What the exercise asks: Give the listing again in full, exactly as written.

───── Entries supplied ─────

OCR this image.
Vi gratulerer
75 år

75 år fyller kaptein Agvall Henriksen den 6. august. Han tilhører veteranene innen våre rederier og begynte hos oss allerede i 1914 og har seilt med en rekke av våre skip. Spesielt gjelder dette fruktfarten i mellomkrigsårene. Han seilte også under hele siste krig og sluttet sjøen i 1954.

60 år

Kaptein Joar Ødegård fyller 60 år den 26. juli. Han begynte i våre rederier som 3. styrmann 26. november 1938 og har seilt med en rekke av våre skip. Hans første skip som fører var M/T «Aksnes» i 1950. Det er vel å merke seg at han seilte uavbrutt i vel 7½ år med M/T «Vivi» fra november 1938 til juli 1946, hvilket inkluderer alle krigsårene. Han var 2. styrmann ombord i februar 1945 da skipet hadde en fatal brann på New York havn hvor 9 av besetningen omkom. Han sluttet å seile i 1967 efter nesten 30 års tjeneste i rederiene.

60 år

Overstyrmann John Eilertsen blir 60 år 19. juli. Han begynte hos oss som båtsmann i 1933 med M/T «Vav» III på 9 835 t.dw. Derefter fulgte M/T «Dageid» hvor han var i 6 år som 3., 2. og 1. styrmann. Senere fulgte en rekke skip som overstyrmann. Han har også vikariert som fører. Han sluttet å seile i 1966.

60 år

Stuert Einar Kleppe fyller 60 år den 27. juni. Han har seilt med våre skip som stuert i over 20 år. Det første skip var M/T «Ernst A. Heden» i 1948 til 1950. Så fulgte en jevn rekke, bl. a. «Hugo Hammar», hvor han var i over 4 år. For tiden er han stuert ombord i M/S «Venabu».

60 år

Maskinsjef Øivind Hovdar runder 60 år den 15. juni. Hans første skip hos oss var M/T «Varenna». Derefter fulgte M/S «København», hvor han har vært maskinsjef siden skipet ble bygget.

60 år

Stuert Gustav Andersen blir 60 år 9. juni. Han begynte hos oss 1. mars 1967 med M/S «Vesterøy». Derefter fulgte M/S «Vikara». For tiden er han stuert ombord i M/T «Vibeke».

─────

Answer:
OCR this image.
Vi gratulerer
75 år

75 år fyller kaptein Agvall Henriksen den 6. august. Han tilhører veteranene innen våre rederier og begynte hos oss allerede i 1914 og har seilt med en rekke av våre skip. Spesielt gjelder dette fruktfarten i mellomkrigsårene. Han seilte også under hele siste krig og sluttet sjøen i 1954.

60 år

Kaptein Joar Ødegård fyller 60 år den 26. juli. Han begynte i våre rederier som 3. styrmann 26. november 1938 og har seilt med en rekke av våre skip. Hans første skip som fører var M/T «Aksnes» i 1950. Det er vel å merke seg at han seilte uavbrutt i vel 7½ år med M/T «Vivi» fra november 1938 til juli 1946, hvilket inkluderer alle krigsårene. Han var 2. styrmann ombord i februar 1945 da skipet hadde en fatal brann på New York havn hvor 9 av besetningen omkom. Han sluttet å seile i 1967 efter nesten 30 års tjeneste i rederiene.

60 år

Overstyrmann John Eilertsen blir 60 år 19. juli. Han begynte hos oss som båtsmann i 1933 med M/T «Vav» III på 9 835 t.dw. Derefter fulgte M/T «Dageid» hvor han var i 6 år som 3., 2. og 1. styrmann. Senere fulgte en rekke skip som overstyrmann. Han har også vikariert som fører. Han sluttet å seile i 1966.

60 år

Stuert Einar Kleppe fyller 60 år den 27. juni. Han har seilt med våre skip som stuert i over 20 år. Det første skip var M/T «Ernst A. Heden» i 1948 til 1950. Så fulgte en jevn rekke, bl. a. «Hugo Hammar», hvor han var i over 4 år. For tiden er han stuert ombord i M/S «Venabu».

60 år

Maskinsjef Øivind Hovdar runder 60 år den 15. juni. Hans første skip hos oss var M/T «Varenna». Derefter fulgte M/S «København», hvor han har vært maskinsjef siden skipet ble bygget.

60 år

Stuert Gustav Andersen blir 60 år 9. juni. Han begynte hos oss 1. mars 1967 med M/S «Vesterøy». Derefter fulgte M/S «Vikara». For tiden er han stuert ombord i M/T «Vibeke».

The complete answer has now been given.